GIVEN RECORDS start
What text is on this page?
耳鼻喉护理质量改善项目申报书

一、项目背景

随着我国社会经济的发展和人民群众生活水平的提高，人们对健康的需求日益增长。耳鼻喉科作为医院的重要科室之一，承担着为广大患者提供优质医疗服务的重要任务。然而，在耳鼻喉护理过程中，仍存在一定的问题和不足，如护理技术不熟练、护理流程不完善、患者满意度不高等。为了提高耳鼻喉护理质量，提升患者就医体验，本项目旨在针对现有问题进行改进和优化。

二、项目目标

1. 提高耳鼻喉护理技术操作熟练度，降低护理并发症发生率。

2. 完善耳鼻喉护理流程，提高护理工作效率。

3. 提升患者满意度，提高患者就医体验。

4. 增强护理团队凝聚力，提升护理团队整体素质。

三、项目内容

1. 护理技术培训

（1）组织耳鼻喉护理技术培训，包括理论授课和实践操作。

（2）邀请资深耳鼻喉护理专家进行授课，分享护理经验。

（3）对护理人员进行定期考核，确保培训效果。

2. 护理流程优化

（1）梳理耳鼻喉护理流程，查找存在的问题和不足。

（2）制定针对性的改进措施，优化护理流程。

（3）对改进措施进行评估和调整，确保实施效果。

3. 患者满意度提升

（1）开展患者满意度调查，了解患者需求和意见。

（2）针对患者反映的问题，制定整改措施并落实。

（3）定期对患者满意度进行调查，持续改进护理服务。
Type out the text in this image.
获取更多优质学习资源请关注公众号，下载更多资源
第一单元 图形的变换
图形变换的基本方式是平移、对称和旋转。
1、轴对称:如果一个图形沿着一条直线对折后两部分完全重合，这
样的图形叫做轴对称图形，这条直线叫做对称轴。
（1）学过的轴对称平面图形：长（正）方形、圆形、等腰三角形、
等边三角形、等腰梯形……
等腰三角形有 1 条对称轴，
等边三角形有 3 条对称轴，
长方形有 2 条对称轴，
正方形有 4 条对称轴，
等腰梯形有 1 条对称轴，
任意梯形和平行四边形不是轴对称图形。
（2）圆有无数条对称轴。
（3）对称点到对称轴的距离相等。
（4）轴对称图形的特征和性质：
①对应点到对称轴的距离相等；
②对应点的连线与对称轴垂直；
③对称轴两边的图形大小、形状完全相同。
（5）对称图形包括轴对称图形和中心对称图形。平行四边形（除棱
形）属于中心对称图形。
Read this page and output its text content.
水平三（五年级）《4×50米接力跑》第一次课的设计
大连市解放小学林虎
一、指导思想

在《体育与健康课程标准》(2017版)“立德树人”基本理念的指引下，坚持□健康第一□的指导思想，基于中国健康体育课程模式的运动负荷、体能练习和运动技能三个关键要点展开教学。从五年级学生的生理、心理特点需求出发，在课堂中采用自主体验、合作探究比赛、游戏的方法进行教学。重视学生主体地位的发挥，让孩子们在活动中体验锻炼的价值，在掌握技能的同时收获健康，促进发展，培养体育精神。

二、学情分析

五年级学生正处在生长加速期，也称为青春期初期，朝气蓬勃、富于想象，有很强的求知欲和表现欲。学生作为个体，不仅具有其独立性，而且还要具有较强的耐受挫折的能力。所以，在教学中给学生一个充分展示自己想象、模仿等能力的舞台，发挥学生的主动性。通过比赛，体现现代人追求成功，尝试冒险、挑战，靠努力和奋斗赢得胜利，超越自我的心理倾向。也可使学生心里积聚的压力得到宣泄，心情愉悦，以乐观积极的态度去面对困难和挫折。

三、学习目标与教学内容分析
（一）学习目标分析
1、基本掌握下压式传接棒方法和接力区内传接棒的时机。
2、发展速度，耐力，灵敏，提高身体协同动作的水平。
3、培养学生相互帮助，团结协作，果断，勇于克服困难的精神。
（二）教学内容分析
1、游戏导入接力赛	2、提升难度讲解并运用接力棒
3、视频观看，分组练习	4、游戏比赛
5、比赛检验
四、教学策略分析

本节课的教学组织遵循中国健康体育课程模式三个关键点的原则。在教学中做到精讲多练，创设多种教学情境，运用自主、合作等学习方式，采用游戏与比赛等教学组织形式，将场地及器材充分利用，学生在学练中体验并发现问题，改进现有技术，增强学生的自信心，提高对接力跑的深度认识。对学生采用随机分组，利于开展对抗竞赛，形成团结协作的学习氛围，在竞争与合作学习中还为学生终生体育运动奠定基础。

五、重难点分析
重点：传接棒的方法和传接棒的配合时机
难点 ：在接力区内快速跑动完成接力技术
GIVEN RECORDS end
→ WHAT IS REQUIRED
Everything from the line containing "Type out the text in this image." to the end of the records must be written out exactly; include both of those lines and no others.

→ ANSWER FOR THIS EXERCISE
Type out the text in this image.
获取更多优质学习资源请关注公众号，下载更多资源
第一单元 图形的变换
图形变换的基本方式是平移、对称和旋转。
1、轴对称:如果一个图形沿着一条直线对折后两部分完全重合，这
样的图形叫做轴对称图形，这条直线叫做对称轴。
（1）学过的轴对称平面图形：长（正）方形、圆形、等腰三角形、
等边三角形、等腰梯形……
等腰三角形有 1 条对称轴，
等边三角形有 3 条对称轴，
长方形有 2 条对称轴，
正方形有 4 条对称轴，
等腰梯形有 1 条对称轴，
任意梯形和平行四边形不是轴对称图形。
（2）圆有无数条对称轴。
（3）对称点到对称轴的距离相等。
（4）轴对称图形的特征和性质：
①对应点到对称轴的距离相等；
②对应点的连线与对称轴垂直；
③对称轴两边的图形大小、形状完全相同。
（5）对称图形包括轴对称图形和中心对称图形。平行四边形（除棱
形）属于中心对称图形。
Read this page and output its text content.
水平三（五年级）《4×50米接力跑》第一次课的设计
大连市解放小学林虎
一、指导思想

在《体育与健康课程标准》(2017版)“立德树人”基本理念的指引下，坚持□健康第一□的指导思想，基于中国健康体育课程模式的运动负荷、体能练习和运动技能三个关键要点展开教学。从五年级学生的生理、心理特点需求出发，在课堂中采用自主体验、合作探究比赛、游戏的方法进行教学。重视学生主体地位的发挥，让孩子们在活动中体验锻炼的价值，在掌握技能的同时收获健康，促进发展，培养体育精神。

二、学情分析

五年级学生正处在生长加速期，也称为青春期初期，朝气蓬勃、富于想象，有很强的求知欲和表现欲。学生作为个体，不仅具有其独立性，而且还要具有较强的耐受挫折的能力。所以，在教学中给学生一个充分展示自己想象、模仿等能力的舞台，发挥学生的主动性。通过比赛，体现现代人追求成功，尝试冒险、挑战，靠努力和奋斗赢得胜利，超越自我的心理倾向。也可使学生心里积聚的压力得到宣泄，心情愉悦，以乐观积极的态度去面对困难和挫折。

三、学习目标与教学内容分析
（一）学习目标分析
1、基本掌握下压式传接棒方法和接力区内传接棒的时机。
2、发展速度，耐力，灵敏，提高身体协同动作的水平。
3、培养学生相互帮助，团结协作，果断，勇于克服困难的精神。
（二）教学内容分析
1、游戏导入接力赛	2、提升难度讲解并运用接力棒
3、视频观看，分组练习	4、游戏比赛
5、比赛检验
四、教学策略分析

本节课的教学组织遵循中国健康体育课程模式三个关键点的原则。在教学中做到精讲多练，创设多种教学情境，运用自主、合作等学习方式，采用游戏与比赛等教学组织形式，将场地及器材充分利用，学生在学练中体验并发现问题，改进现有技术，增强学生的自信心，提高对接力跑的深度认识。对学生采用随机分组，利于开展对抗竞赛，形成团结协作的学习氛围，在竞争与合作学习中还为学生终生体育运动奠定基础。

五、重难点分析
重点：传接棒的方法和传接棒的配合时机
难点 ：在接力区内快速跑动完成接力技术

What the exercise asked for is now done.